Jobs:
1) According to the excerpt provided, what is the general solution of the equation $yu_{x} + xu_{y} = 0$?
2) In the excerpt provided, take the passage starting with "Since you didn't" and going on through "comment that above.", and swap "boundary condition" for "initial condition".

1. $$\left\{ \begin{array}{l l} yu_{x} +xu_{y}=0 & \quad \mbox{$x,y \in \mathbb{R}$}\\ u(0,y) = y^4 \end{array} \right. $$ The general solution of $yu_{x} +xu_{y}=0$ is : $$u(x,y)=F(y^2-x^2)$$ with any differentiable function $F$.
Since you didn't show what you have done, one cannot say which method you use and where exactly you got a difficulty. I will not waste time in editing a method not convenient for you.
From the wording of your question, it seems that the method of solving for the general solution is not your question, but that the difficulty arises when you have to apply the boundary condition. So, I will only edit this part of the job.
$y(0,y)=y^4=F(y^2-0)=F(y^2)$
Let $\quad y^2=X\quad\implies\quad X^2=F(X)$
The function $F$ is determined. We put it into the general solution where $\quad X=x^2-y^2\quad$. This leads to : $$u(x,y)=(y^2-x^2)^2$$
2. $$\left\{ \begin{array}{l l} u_{x} +2u_{y}=u^2 & \quad \mbox{$x,y \in \mathbb{R}$}\\ u(x,0) = h(x) \end{array} \right. $$
The general solution is : $$\frac{1}{u}+x=F(2x-y)\quad\implies\quad u(x,y)=\frac{1}{-x+F(2x-y)}$$ Same comment that above.

Supplied data:
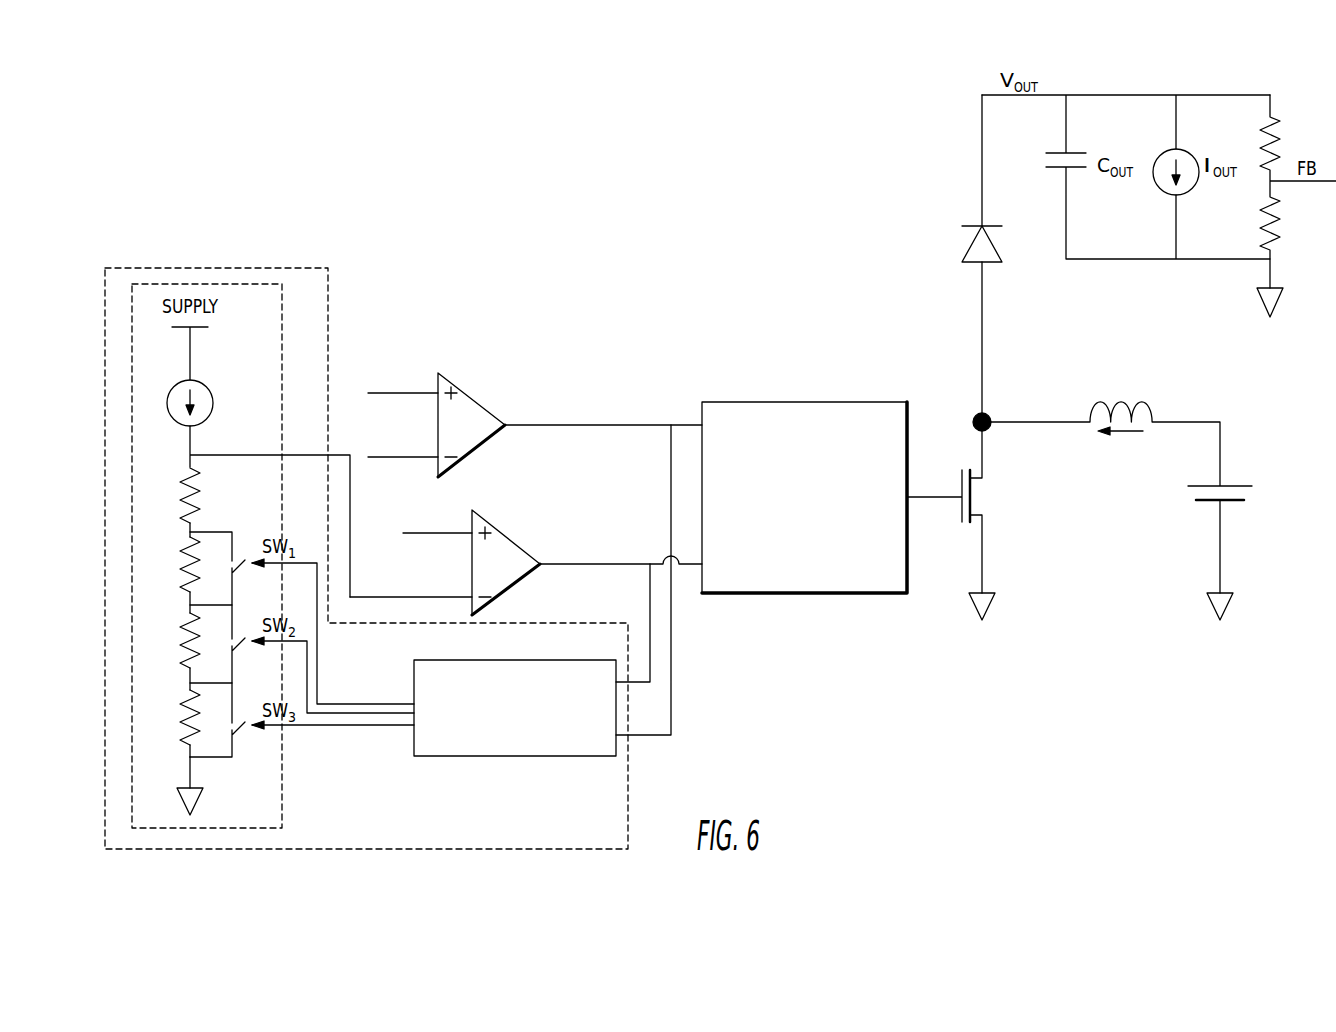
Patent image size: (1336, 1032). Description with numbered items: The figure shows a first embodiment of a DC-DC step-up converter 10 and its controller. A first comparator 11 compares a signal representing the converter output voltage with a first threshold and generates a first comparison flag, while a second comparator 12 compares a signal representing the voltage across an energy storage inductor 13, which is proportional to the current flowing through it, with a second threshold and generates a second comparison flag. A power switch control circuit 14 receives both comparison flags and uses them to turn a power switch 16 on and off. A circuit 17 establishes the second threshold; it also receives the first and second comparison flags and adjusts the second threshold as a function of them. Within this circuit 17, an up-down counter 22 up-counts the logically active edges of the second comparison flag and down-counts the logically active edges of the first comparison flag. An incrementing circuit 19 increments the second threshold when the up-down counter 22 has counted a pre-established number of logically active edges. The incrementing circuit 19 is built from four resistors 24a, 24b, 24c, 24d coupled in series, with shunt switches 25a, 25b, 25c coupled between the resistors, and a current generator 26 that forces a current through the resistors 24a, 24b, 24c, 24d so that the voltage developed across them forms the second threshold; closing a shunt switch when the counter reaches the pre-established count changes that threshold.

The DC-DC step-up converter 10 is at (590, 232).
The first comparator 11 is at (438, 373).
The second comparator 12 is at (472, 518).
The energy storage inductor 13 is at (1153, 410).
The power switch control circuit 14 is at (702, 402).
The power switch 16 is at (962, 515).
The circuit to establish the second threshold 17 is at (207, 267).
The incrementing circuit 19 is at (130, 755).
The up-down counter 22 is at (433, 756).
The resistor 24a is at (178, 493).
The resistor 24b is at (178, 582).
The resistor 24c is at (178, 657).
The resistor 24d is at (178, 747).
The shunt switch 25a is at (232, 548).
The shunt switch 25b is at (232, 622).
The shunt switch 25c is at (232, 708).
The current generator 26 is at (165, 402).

* * *

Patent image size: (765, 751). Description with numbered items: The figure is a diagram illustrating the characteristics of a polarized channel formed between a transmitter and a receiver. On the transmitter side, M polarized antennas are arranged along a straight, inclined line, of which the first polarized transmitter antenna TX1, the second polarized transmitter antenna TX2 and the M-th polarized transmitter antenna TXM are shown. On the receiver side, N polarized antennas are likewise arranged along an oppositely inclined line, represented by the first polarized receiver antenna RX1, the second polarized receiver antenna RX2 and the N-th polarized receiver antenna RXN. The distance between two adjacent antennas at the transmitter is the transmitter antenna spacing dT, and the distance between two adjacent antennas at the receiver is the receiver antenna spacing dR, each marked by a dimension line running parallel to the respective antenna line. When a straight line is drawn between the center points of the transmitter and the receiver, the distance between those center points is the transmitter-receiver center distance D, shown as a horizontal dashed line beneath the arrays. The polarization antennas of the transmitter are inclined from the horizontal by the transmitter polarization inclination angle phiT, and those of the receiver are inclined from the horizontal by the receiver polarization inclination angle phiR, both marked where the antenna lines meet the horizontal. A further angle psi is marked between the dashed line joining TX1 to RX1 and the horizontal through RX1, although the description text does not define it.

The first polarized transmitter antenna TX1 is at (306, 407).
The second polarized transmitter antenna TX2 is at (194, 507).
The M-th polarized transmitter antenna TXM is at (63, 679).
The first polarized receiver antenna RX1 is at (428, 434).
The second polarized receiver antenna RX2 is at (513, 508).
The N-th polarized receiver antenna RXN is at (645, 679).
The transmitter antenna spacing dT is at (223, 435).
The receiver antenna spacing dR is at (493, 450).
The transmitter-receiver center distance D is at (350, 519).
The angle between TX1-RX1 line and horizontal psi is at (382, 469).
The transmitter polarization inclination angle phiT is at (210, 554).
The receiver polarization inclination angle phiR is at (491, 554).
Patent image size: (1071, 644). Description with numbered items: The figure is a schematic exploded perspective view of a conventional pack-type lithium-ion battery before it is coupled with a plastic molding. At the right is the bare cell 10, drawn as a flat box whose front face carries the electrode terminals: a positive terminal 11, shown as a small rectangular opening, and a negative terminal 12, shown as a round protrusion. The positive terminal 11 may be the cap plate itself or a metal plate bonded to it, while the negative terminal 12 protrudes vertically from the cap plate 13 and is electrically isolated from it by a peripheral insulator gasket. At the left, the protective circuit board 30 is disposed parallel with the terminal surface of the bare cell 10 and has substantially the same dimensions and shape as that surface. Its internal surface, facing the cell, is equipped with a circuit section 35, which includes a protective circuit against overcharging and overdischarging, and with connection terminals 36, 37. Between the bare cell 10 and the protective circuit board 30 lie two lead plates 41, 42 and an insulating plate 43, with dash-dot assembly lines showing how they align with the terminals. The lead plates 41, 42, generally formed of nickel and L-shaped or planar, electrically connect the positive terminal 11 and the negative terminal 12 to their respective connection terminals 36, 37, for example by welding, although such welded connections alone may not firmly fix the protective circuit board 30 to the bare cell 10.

Outputs:
1) $u(x,y) = F(y^2 - x^2)$, with any differentiable function $F$.

2)
Since you didn't show what you have done, one cannot say which method you use and where exactly you got a difficulty. I will not waste time in editing a method not convenient for you.
From the wording of your question, it seems that the method of solving for the general solution is not your question, but that the difficulty arises when you have to apply the initial condition. So, I will only edit this part of the job.
$y(0,y)=y^4=F(y^2-0)=F(y^2)$
Let $\quad y^2=X\quad\implies\quad X^2=F(X)$
The function $F$ is determined. We put it into the general solution where $\quad X=x^2-y^2\quad$. This leads to : $$u(x,y)=(y^2-x^2)^2$$
2. $$\left\{ \begin{array}{l l} u_{x} +2u_{y}=u^2 & \quad \mbox{$x,y \in \mathbb{R}$}\\ u(x,0) = h(x) \end{array} \right. $$
The general solution is : $$\frac{1}{u}+x=F(2x-y)\quad\implies\quad u(x,y)=\frac{1}{-x+F(2x-y)}$$ Same comment that above.